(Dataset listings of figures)
'''

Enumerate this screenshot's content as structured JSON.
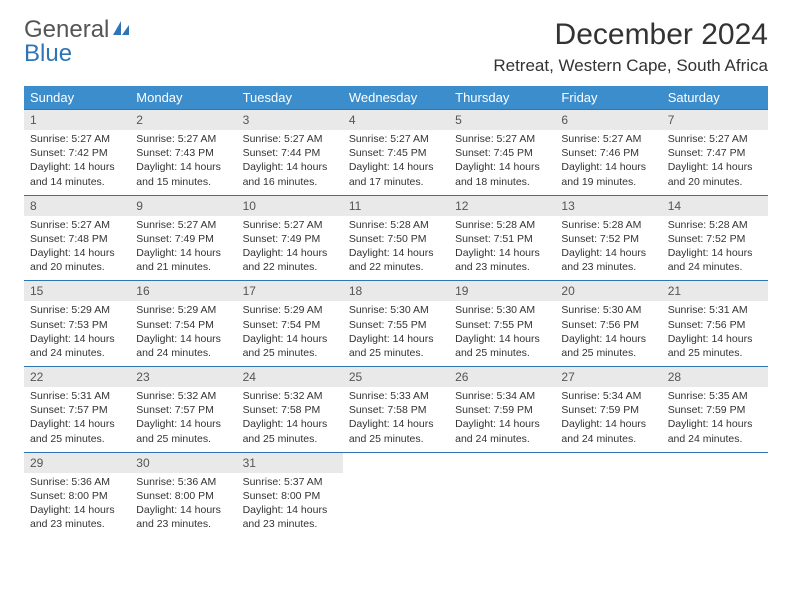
{
  "logo": {
    "text1": "General",
    "text2": "Blue"
  },
  "title": "December 2024",
  "location": "Retreat, Western Cape, South Africa",
  "colors": {
    "header_bg": "#3c8dcc",
    "border": "#2f75b5",
    "daynum_bg": "#e9e9e9"
  },
  "dayHeaders": [
    "Sunday",
    "Monday",
    "Tuesday",
    "Wednesday",
    "Thursday",
    "Friday",
    "Saturday"
  ],
  "days": [
    {
      "n": "1",
      "sr": "5:27 AM",
      "ss": "7:42 PM",
      "dl": "14 hours and 14 minutes."
    },
    {
      "n": "2",
      "sr": "5:27 AM",
      "ss": "7:43 PM",
      "dl": "14 hours and 15 minutes."
    },
    {
      "n": "3",
      "sr": "5:27 AM",
      "ss": "7:44 PM",
      "dl": "14 hours and 16 minutes."
    },
    {
      "n": "4",
      "sr": "5:27 AM",
      "ss": "7:45 PM",
      "dl": "14 hours and 17 minutes."
    },
    {
      "n": "5",
      "sr": "5:27 AM",
      "ss": "7:45 PM",
      "dl": "14 hours and 18 minutes."
    },
    {
      "n": "6",
      "sr": "5:27 AM",
      "ss": "7:46 PM",
      "dl": "14 hours and 19 minutes."
    },
    {
      "n": "7",
      "sr": "5:27 AM",
      "ss": "7:47 PM",
      "dl": "14 hours and 20 minutes."
    },
    {
      "n": "8",
      "sr": "5:27 AM",
      "ss": "7:48 PM",
      "dl": "14 hours and 20 minutes."
    },
    {
      "n": "9",
      "sr": "5:27 AM",
      "ss": "7:49 PM",
      "dl": "14 hours and 21 minutes."
    },
    {
      "n": "10",
      "sr": "5:27 AM",
      "ss": "7:49 PM",
      "dl": "14 hours and 22 minutes."
    },
    {
      "n": "11",
      "sr": "5:28 AM",
      "ss": "7:50 PM",
      "dl": "14 hours and 22 minutes."
    },
    {
      "n": "12",
      "sr": "5:28 AM",
      "ss": "7:51 PM",
      "dl": "14 hours and 23 minutes."
    },
    {
      "n": "13",
      "sr": "5:28 AM",
      "ss": "7:52 PM",
      "dl": "14 hours and 23 minutes."
    },
    {
      "n": "14",
      "sr": "5:28 AM",
      "ss": "7:52 PM",
      "dl": "14 hours and 24 minutes."
    },
    {
      "n": "15",
      "sr": "5:29 AM",
      "ss": "7:53 PM",
      "dl": "14 hours and 24 minutes."
    },
    {
      "n": "16",
      "sr": "5:29 AM",
      "ss": "7:54 PM",
      "dl": "14 hours and 24 minutes."
    },
    {
      "n": "17",
      "sr": "5:29 AM",
      "ss": "7:54 PM",
      "dl": "14 hours and 25 minutes."
    },
    {
      "n": "18",
      "sr": "5:30 AM",
      "ss": "7:55 PM",
      "dl": "14 hours and 25 minutes."
    },
    {
      "n": "19",
      "sr": "5:30 AM",
      "ss": "7:55 PM",
      "dl": "14 hours and 25 minutes."
    },
    {
      "n": "20",
      "sr": "5:30 AM",
      "ss": "7:56 PM",
      "dl": "14 hours and 25 minutes."
    },
    {
      "n": "21",
      "sr": "5:31 AM",
      "ss": "7:56 PM",
      "dl": "14 hours and 25 minutes."
    },
    {
      "n": "22",
      "sr": "5:31 AM",
      "ss": "7:57 PM",
      "dl": "14 hours and 25 minutes."
    },
    {
      "n": "23",
      "sr": "5:32 AM",
      "ss": "7:57 PM",
      "dl": "14 hours and 25 minutes."
    },
    {
      "n": "24",
      "sr": "5:32 AM",
      "ss": "7:58 PM",
      "dl": "14 hours and 25 minutes."
    },
    {
      "n": "25",
      "sr": "5:33 AM",
      "ss": "7:58 PM",
      "dl": "14 hours and 25 minutes."
    },
    {
      "n": "26",
      "sr": "5:34 AM",
      "ss": "7:59 PM",
      "dl": "14 hours and 24 minutes."
    },
    {
      "n": "27",
      "sr": "5:34 AM",
      "ss": "7:59 PM",
      "dl": "14 hours and 24 minutes."
    },
    {
      "n": "28",
      "sr": "5:35 AM",
      "ss": "7:59 PM",
      "dl": "14 hours and 24 minutes."
    },
    {
      "n": "29",
      "sr": "5:36 AM",
      "ss": "8:00 PM",
      "dl": "14 hours and 23 minutes."
    },
    {
      "n": "30",
      "sr": "5:36 AM",
      "ss": "8:00 PM",
      "dl": "14 hours and 23 minutes."
    },
    {
      "n": "31",
      "sr": "5:37 AM",
      "ss": "8:00 PM",
      "dl": "14 hours and 23 minutes."
    }
  ],
  "labels": {
    "sunrise": "Sunrise: ",
    "sunset": "Sunset: ",
    "daylight": "Daylight: "
  }
}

'''

▸ **Requirement**
Copy every line above word for word and exclude the pictures.

▸ **The response**
Enumerate this screenshot's content as structured JSON.
{
  "logo": {
    "text1": "General",
    "text2": "Blue"
  },
  "title": "December 2024",
  "location": "Retreat, Western Cape, South Africa",
  "colors": {
    "header_bg": "#3c8dcc",
    "border": "#2f75b5",
    "daynum_bg": "#e9e9e9"
  },
  "dayHeaders": [
    "Sunday",
    "Monday",
    "Tuesday",
    "Wednesday",
    "Thursday",
    "Friday",
    "Saturday"
  ],
  "days": [
    {
      "n": "1",
      "sr": "5:27 AM",
      "ss": "7:42 PM",
      "dl": "14 hours and 14 minutes."
    },
    {
      "n": "2",
      "sr": "5:27 AM",
      "ss": "7:43 PM",
      "dl": "14 hours and 15 minutes."
    },
    {
      "n": "3",
      "sr": "5:27 AM",
      "ss": "7:44 PM",
      "dl": "14 hours and 16 minutes."
    },
    {
      "n": "4",
      "sr": "5:27 AM",
      "ss": "7:45 PM",
      "dl": "14 hours and 17 minutes."
    },
    {
      "n": "5",
      "sr": "5:27 AM",
      "ss": "7:45 PM",
      "dl": "14 hours and 18 minutes."
    },
    {
      "n": "6",
      "sr": "5:27 AM",
      "ss": "7:46 PM",
      "dl": "14 hours and 19 minutes."
    },
    {
      "n": "7",
      "sr": "5:27 AM",
      "ss": "7:47 PM",
      "dl": "14 hours and 20 minutes."
    },
    {
      "n": "8",
      "sr": "5:27 AM",
      "ss": "7:48 PM",
      "dl": "14 hours and 20 minutes."
    },
    {
      "n": "9",
      "sr": "5:27 AM",
      "ss": "7:49 PM",
      "dl": "14 hours and 21 minutes."
    },
    {
      "n": "10",
      "sr": "5:27 AM",
      "ss": "7:49 PM",
      "dl": "14 hours and 22 minutes."
    },
    {
      "n": "11",
      "sr": "5:28 AM",
      "ss": "7:50 PM",
      "dl": "14 hours and 22 minutes."
    },
    {
      "n": "12",
      "sr": "5:28 AM",
      "ss": "7:51 PM",
      "dl": "14 hours and 23 minutes."
    },
    {
      "n": "13",
      "sr": "5:28 AM",
      "ss": "7:52 PM",
      "dl": "14 hours and 23 minutes."
    },
    {
      "n": "14",
      "sr": "5:28 AM",
      "ss": "7:52 PM",
      "dl": "14 hours and 24 minutes."
    },
    {
      "n": "15",
      "sr": "5:29 AM",
      "ss": "7:53 PM",
      "dl": "14 hours and 24 minutes."
    },
    {
      "n": "16",
      "sr": "5:29 AM",
      "ss": "7:54 PM",
      "dl": "14 hours and 24 minutes."
    },
    {
      "n": "17",
      "sr": "5:29 AM",
      "ss": "7:54 PM",
      "dl": "14 hours and 25 minutes."
    },
    {
      "n": "18",
      "sr": "5:30 AM",
      "ss": "7:55 PM",
      "dl": "14 hours and 25 minutes."
    },
    {
      "n": "19",
      "sr": "5:30 AM",
      "ss": "7:55 PM",
      "dl": "14 hours and 25 minutes."
    },
    {
      "n": "20",
      "sr": "5:30 AM",
      "ss": "7:56 PM",
      "dl": "14 hours and 25 minutes."
    },
    {
      "n": "21",
      "sr": "5:31 AM",
      "ss": "7:56 PM",
      "dl": "14 hours and 25 minutes."
    },
    {
      "n": "22",
      "sr": "5:31 AM",
      "ss": "7:57 PM",
      "dl": "14 hours and 25 minutes."
    },
    {
      "n": "23",
      "sr": "5:32 AM",
      "ss": "7:57 PM",
      "dl": "14 hours and 25 minutes."
    },
    {
      "n": "24",
      "sr": "5:32 AM",
      "ss": "7:58 PM",
      "dl": "14 hours and 25 minutes."
    },
    {
      "n": "25",
      "sr": "5:33 AM",
      "ss": "7:58 PM",
      "dl": "14 hours and 25 minutes."
    },
    {
      "n": "26",
      "sr": "5:34 AM",
      "ss": "7:59 PM",
      "dl": "14 hours and 24 minutes."
    },
    {
      "n": "27",
      "sr": "5:34 AM",
      "ss": "7:59 PM",
      "dl": "14 hours and 24 minutes."
    },
    {
      "n": "28",
      "sr": "5:35 AM",
      "ss": "7:59 PM",
      "dl": "14 hours and 24 minutes."
    },
    {
      "n": "29",
      "sr": "5:36 AM",
      "ss": "8:00 PM",
      "dl": "14 hours and 23 minutes."
    },
    {
      "n": "30",
      "sr": "5:36 AM",
      "ss": "8:00 PM",
      "dl": "14 hours and 23 minutes."
    },
    {
      "n": "31",
      "sr": "5:37 AM",
      "ss": "8:00 PM",
      "dl": "14 hours and 23 minutes."
    }
  ],
  "labels": {
    "sunrise": "Sunrise: ",
    "sunset": "Sunset: ",
    "daylight": "Daylight: "
  }
}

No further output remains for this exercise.